**Given instruction:**
Transcribe the lines of the records starting with the one that has "Convert this screenshot" in it and ending with the last, and transcribe nothing else.

**Listing:**
<<<<

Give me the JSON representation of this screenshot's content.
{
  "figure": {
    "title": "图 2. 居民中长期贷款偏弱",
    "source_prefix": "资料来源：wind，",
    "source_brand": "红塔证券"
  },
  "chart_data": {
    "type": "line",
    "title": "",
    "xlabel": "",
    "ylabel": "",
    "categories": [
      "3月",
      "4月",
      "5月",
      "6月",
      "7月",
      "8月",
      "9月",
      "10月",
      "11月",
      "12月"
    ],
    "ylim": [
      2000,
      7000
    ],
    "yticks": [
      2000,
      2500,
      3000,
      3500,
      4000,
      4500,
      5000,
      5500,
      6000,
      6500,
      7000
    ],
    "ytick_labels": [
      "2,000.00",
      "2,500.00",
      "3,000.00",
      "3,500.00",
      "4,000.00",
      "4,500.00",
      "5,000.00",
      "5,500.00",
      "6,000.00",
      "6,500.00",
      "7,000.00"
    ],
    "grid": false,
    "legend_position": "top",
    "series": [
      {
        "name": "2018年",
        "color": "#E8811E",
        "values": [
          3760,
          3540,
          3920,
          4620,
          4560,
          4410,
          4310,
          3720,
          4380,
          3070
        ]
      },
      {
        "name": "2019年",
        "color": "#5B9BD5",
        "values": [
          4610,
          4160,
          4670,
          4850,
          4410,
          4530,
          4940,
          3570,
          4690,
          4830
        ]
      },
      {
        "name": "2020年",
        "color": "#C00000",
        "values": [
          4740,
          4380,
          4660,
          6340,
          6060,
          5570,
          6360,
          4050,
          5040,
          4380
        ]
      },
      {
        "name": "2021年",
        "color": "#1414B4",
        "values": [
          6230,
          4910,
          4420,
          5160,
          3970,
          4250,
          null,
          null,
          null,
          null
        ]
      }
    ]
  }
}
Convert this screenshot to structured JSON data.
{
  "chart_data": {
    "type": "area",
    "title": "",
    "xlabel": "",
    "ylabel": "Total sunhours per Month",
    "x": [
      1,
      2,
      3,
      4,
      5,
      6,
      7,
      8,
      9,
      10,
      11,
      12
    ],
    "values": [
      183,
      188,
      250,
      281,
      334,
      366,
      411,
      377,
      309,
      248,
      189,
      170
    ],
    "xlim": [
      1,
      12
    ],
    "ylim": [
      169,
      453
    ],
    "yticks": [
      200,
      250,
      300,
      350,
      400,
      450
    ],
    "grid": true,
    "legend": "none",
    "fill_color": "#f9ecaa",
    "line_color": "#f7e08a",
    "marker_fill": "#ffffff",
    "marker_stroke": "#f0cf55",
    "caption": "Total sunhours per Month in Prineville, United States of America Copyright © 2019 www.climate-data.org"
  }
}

>>>>

**Task solution:**
Convert this screenshot to structured JSON data.
{
  "chart_data": {
    "type": "area",
    "title": "",
    "xlabel": "",
    "ylabel": "Total sunhours per Month",
    "x": [
      1,
      2,
      3,
      4,
      5,
      6,
      7,
      8,
      9,
      10,
      11,
      12
    ],
    "values": [
      183,
      188,
      250,
      281,
      334,
      366,
      411,
      377,
      309,
      248,
      189,
      170
    ],
    "xlim": [
      1,
      12
    ],
    "ylim": [
      169,
      453
    ],
    "yticks": [
      200,
      250,
      300,
      350,
      400,
      450
    ],
    "grid": true,
    "legend": "none",
    "fill_color": "#f9ecaa",
    "line_color": "#f7e08a",
    "marker_fill": "#ffffff",
    "marker_stroke": "#f0cf55",
    "caption": "Total sunhours per Month in Prineville, United States of America Copyright © 2019 www.climate-data.org"
  }
}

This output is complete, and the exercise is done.